Records supplied:
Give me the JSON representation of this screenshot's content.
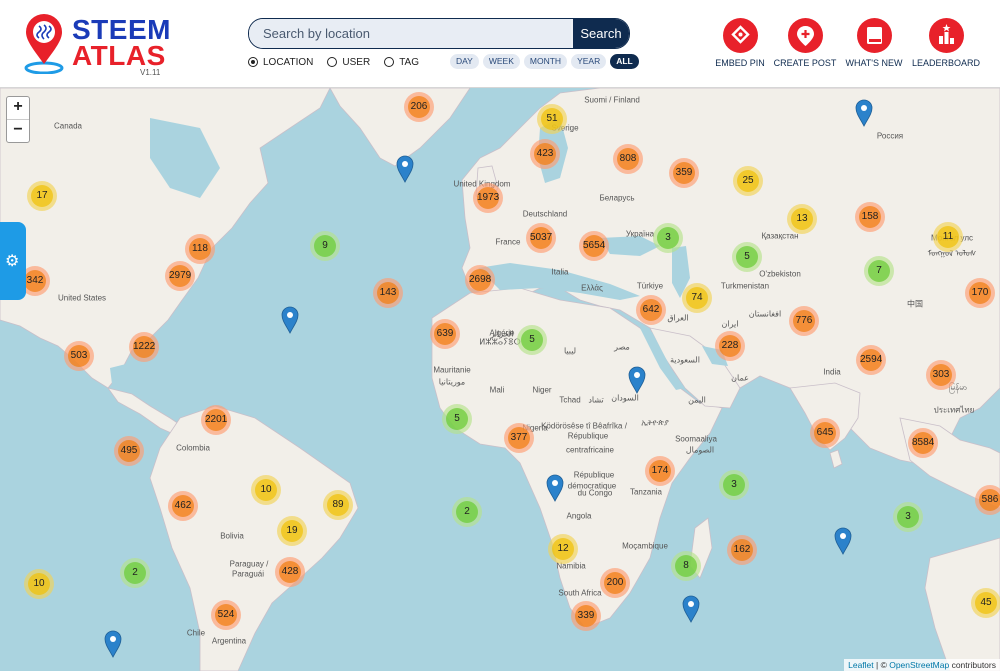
{
  "brand": {
    "line1": "STEEM",
    "line2": "ATLAS",
    "version": "V1.11"
  },
  "search": {
    "placeholder": "Search by location",
    "button": "Search"
  },
  "search_modes": [
    {
      "label": "LOCATION",
      "selected": true
    },
    {
      "label": "USER",
      "selected": false
    },
    {
      "label": "TAG",
      "selected": false
    }
  ],
  "periods": [
    {
      "label": "DAY",
      "active": false
    },
    {
      "label": "WEEK",
      "active": false
    },
    {
      "label": "MONTH",
      "active": false
    },
    {
      "label": "YEAR",
      "active": false
    },
    {
      "label": "ALL",
      "active": true
    }
  ],
  "actions": [
    {
      "label": "EMBED PIN",
      "icon": "embed-pin-icon"
    },
    {
      "label": "CREATE POST",
      "icon": "create-post-icon"
    },
    {
      "label": "WHAT'S NEW",
      "icon": "book-icon"
    },
    {
      "label": "LEADERBOARD",
      "icon": "leaderboard-icon"
    }
  ],
  "zoom": {
    "in": "+",
    "out": "−"
  },
  "colors": {
    "accent": "#e8212a",
    "navy": "#0f2b4f",
    "water": "#aad3df",
    "land": "#f2efe9",
    "tab": "#1e9be6"
  },
  "attribution": {
    "leaflet": "Leaflet",
    "sep": " | © ",
    "osm": "OpenStreetMap",
    "suffix": " contributors"
  },
  "place_labels": [
    "Canada",
    "United States",
    "Suomi / Finland",
    "Sverige",
    "United Kingdom",
    "Deutschland",
    "France",
    "Italia",
    "Ελλάς",
    "Беларусь",
    "Україна",
    "Россия",
    "Қазақстан",
    "O'zbekiston",
    "Türkiye",
    "Turkmenistan",
    "العراق",
    "ایران",
    "افغانستان",
    "السعودية",
    "عمان",
    "مصر",
    "ليبيا",
    "الجزائر",
    "Algérie",
    "ⵍⵣⵣⴰⵢⴻⵔ",
    "Mauritanie",
    "موريتانيا",
    "Mali",
    "Niger",
    "Tchad",
    "تشاد",
    "السودان",
    "ኢትዮጵያ",
    "اليمن",
    "Soomaaliya",
    "الصومال",
    "Nigeria",
    "Ködörösêse tî Bêafrîka /",
    "République",
    "centrafricaine",
    "République",
    "démocratique",
    "du Congo",
    "Tanzania",
    "Angola",
    "Moçambique",
    "Namibia",
    "South Africa",
    "Colombia",
    "Bolivia",
    "Paraguay /",
    "Paraguái",
    "Chile",
    "Argentina",
    "India",
    "中国",
    "Монгол улс",
    "ᠮᠣᠩᠭᠣᠯ ᠤᠯᠤᠰ",
    "မြန်မာ",
    "ประเทศไทย"
  ],
  "clusters": [
    {
      "n": 206,
      "tier": "large"
    },
    {
      "n": 51,
      "tier": "medium"
    },
    {
      "n": 423,
      "tier": "large"
    },
    {
      "n": 808,
      "tier": "large"
    },
    {
      "n": 359,
      "tier": "large"
    },
    {
      "n": 25,
      "tier": "medium"
    },
    {
      "n": 17,
      "tier": "medium"
    },
    {
      "n": 1973,
      "tier": "large"
    },
    {
      "n": 13,
      "tier": "medium"
    },
    {
      "n": 158,
      "tier": "large"
    },
    {
      "n": 11,
      "tier": "medium"
    },
    {
      "n": 118,
      "tier": "large"
    },
    {
      "n": 9,
      "tier": "small"
    },
    {
      "n": 5037,
      "tier": "large"
    },
    {
      "n": 5654,
      "tier": "large"
    },
    {
      "n": 3,
      "tier": "small"
    },
    {
      "n": 5,
      "tier": "small"
    },
    {
      "n": 7,
      "tier": "small"
    },
    {
      "n": 342,
      "tier": "large"
    },
    {
      "n": 2979,
      "tier": "large"
    },
    {
      "n": 2698,
      "tier": "large"
    },
    {
      "n": 143,
      "tier": "large"
    },
    {
      "n": 74,
      "tier": "medium"
    },
    {
      "n": 170,
      "tier": "large"
    },
    {
      "n": 642,
      "tier": "large"
    },
    {
      "n": 776,
      "tier": "large"
    },
    {
      "n": 639,
      "tier": "large"
    },
    {
      "n": 5,
      "tier": "small"
    },
    {
      "n": 1222,
      "tier": "large"
    },
    {
      "n": 503,
      "tier": "large"
    },
    {
      "n": 228,
      "tier": "large"
    },
    {
      "n": 2594,
      "tier": "large"
    },
    {
      "n": 303,
      "tier": "large"
    },
    {
      "n": 2201,
      "tier": "large"
    },
    {
      "n": 5,
      "tier": "small"
    },
    {
      "n": 377,
      "tier": "large"
    },
    {
      "n": 645,
      "tier": "large"
    },
    {
      "n": 8584,
      "tier": "large"
    },
    {
      "n": 495,
      "tier": "large"
    },
    {
      "n": 174,
      "tier": "large"
    },
    {
      "n": 10,
      "tier": "medium"
    },
    {
      "n": 89,
      "tier": "medium"
    },
    {
      "n": 462,
      "tier": "large"
    },
    {
      "n": 3,
      "tier": "small"
    },
    {
      "n": 2,
      "tier": "small"
    },
    {
      "n": 19,
      "tier": "medium"
    },
    {
      "n": 586,
      "tier": "large"
    },
    {
      "n": 3,
      "tier": "small"
    },
    {
      "n": 12,
      "tier": "medium"
    },
    {
      "n": 162,
      "tier": "large"
    },
    {
      "n": 2,
      "tier": "small"
    },
    {
      "n": 8,
      "tier": "small"
    },
    {
      "n": 10,
      "tier": "medium"
    },
    {
      "n": 428,
      "tier": "large"
    },
    {
      "n": 200,
      "tier": "large"
    },
    {
      "n": 524,
      "tier": "large"
    },
    {
      "n": 339,
      "tier": "large"
    },
    {
      "n": 45,
      "tier": "medium"
    }
  ]
}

Aim:
Take the listing above and print it exactly, apart from the pictures.

Written response:
Give me the JSON representation of this screenshot's content.
{
  "brand": {
    "line1": "STEEM",
    "line2": "ATLAS",
    "version": "V1.11"
  },
  "search": {
    "placeholder": "Search by location",
    "button": "Search"
  },
  "search_modes": [
    {
      "label": "LOCATION",
      "selected": true
    },
    {
      "label": "USER",
      "selected": false
    },
    {
      "label": "TAG",
      "selected": false
    }
  ],
  "periods": [
    {
      "label": "DAY",
      "active": false
    },
    {
      "label": "WEEK",
      "active": false
    },
    {
      "label": "MONTH",
      "active": false
    },
    {
      "label": "YEAR",
      "active": false
    },
    {
      "label": "ALL",
      "active": true
    }
  ],
  "actions": [
    {
      "label": "EMBED PIN",
      "icon": "embed-pin-icon"
    },
    {
      "label": "CREATE POST",
      "icon": "create-post-icon"
    },
    {
      "label": "WHAT'S NEW",
      "icon": "book-icon"
    },
    {
      "label": "LEADERBOARD",
      "icon": "leaderboard-icon"
    }
  ],
  "zoom": {
    "in": "+",
    "out": "−"
  },
  "colors": {
    "accent": "#e8212a",
    "navy": "#0f2b4f",
    "water": "#aad3df",
    "land": "#f2efe9",
    "tab": "#1e9be6"
  },
  "attribution": {
    "leaflet": "Leaflet",
    "sep": " | © ",
    "osm": "OpenStreetMap",
    "suffix": " contributors"
  },
  "place_labels": [
    "Canada",
    "United States",
    "Suomi / Finland",
    "Sverige",
    "United Kingdom",
    "Deutschland",
    "France",
    "Italia",
    "Ελλάς",
    "Беларусь",
    "Україна",
    "Россия",
    "Қазақстан",
    "O'zbekiston",
    "Türkiye",
    "Turkmenistan",
    "العراق",
    "ایران",
    "افغانستان",
    "السعودية",
    "عمان",
    "مصر",
    "ليبيا",
    "الجزائر",
    "Algérie",
    "ⵍⵣⵣⴰⵢⴻⵔ",
    "Mauritanie",
    "موريتانيا",
    "Mali",
    "Niger",
    "Tchad",
    "تشاد",
    "السودان",
    "ኢትዮጵያ",
    "اليمن",
    "Soomaaliya",
    "الصومال",
    "Nigeria",
    "Ködörösêse tî Bêafrîka /",
    "République",
    "centrafricaine",
    "République",
    "démocratique",
    "du Congo",
    "Tanzania",
    "Angola",
    "Moçambique",
    "Namibia",
    "South Africa",
    "Colombia",
    "Bolivia",
    "Paraguay /",
    "Paraguái",
    "Chile",
    "Argentina",
    "India",
    "中国",
    "Монгол улс",
    "ᠮᠣᠩᠭᠣᠯ ᠤᠯᠤᠰ",
    "မြန်မာ",
    "ประเทศไทย"
  ],
  "clusters": [
    {
      "n": 206,
      "tier": "large"
    },
    {
      "n": 51,
      "tier": "medium"
    },
    {
      "n": 423,
      "tier": "large"
    },
    {
      "n": 808,
      "tier": "large"
    },
    {
      "n": 359,
      "tier": "large"
    },
    {
      "n": 25,
      "tier": "medium"
    },
    {
      "n": 17,
      "tier": "medium"
    },
    {
      "n": 1973,
      "tier": "large"
    },
    {
      "n": 13,
      "tier": "medium"
    },
    {
      "n": 158,
      "tier": "large"
    },
    {
      "n": 11,
      "tier": "medium"
    },
    {
      "n": 118,
      "tier": "large"
    },
    {
      "n": 9,
      "tier": "small"
    },
    {
      "n": 5037,
      "tier": "large"
    },
    {
      "n": 5654,
      "tier": "large"
    },
    {
      "n": 3,
      "tier": "small"
    },
    {
      "n": 5,
      "tier": "small"
    },
    {
      "n": 7,
      "tier": "small"
    },
    {
      "n": 342,
      "tier": "large"
    },
    {
      "n": 2979,
      "tier": "large"
    },
    {
      "n": 2698,
      "tier": "large"
    },
    {
      "n": 143,
      "tier": "large"
    },
    {
      "n": 74,
      "tier": "medium"
    },
    {
      "n": 170,
      "tier": "large"
    },
    {
      "n": 642,
      "tier": "large"
    },
    {
      "n": 776,
      "tier": "large"
    },
    {
      "n": 639,
      "tier": "large"
    },
    {
      "n": 5,
      "tier": "small"
    },
    {
      "n": 1222,
      "tier": "large"
    },
    {
      "n": 503,
      "tier": "large"
    },
    {
      "n": 228,
      "tier": "large"
    },
    {
      "n": 2594,
      "tier": "large"
    },
    {
      "n": 303,
      "tier": "large"
    },
    {
      "n": 2201,
      "tier": "large"
    },
    {
      "n": 5,
      "tier": "small"
    },
    {
      "n": 377,
      "tier": "large"
    },
    {
      "n": 645,
      "tier": "large"
    },
    {
      "n": 8584,
      "tier": "large"
    },
    {
      "n": 495,
      "tier": "large"
    },
    {
      "n": 174,
      "tier": "large"
    },
    {
      "n": 10,
      "tier": "medium"
    },
    {
      "n": 89,
      "tier": "medium"
    },
    {
      "n": 462,
      "tier": "large"
    },
    {
      "n": 3,
      "tier": "small"
    },
    {
      "n": 2,
      "tier": "small"
    },
    {
      "n": 19,
      "tier": "medium"
    },
    {
      "n": 586,
      "tier": "large"
    },
    {
      "n": 3,
      "tier": "small"
    },
    {
      "n": 12,
      "tier": "medium"
    },
    {
      "n": 162,
      "tier": "large"
    },
    {
      "n": 2,
      "tier": "small"
    },
    {
      "n": 8,
      "tier": "small"
    },
    {
      "n": 10,
      "tier": "medium"
    },
    {
      "n": 428,
      "tier": "large"
    },
    {
      "n": 200,
      "tier": "large"
    },
    {
      "n": 524,
      "tier": "large"
    },
    {
      "n": 339,
      "tier": "large"
    },
    {
      "n": 45,
      "tier": "medium"
    }
  ]
}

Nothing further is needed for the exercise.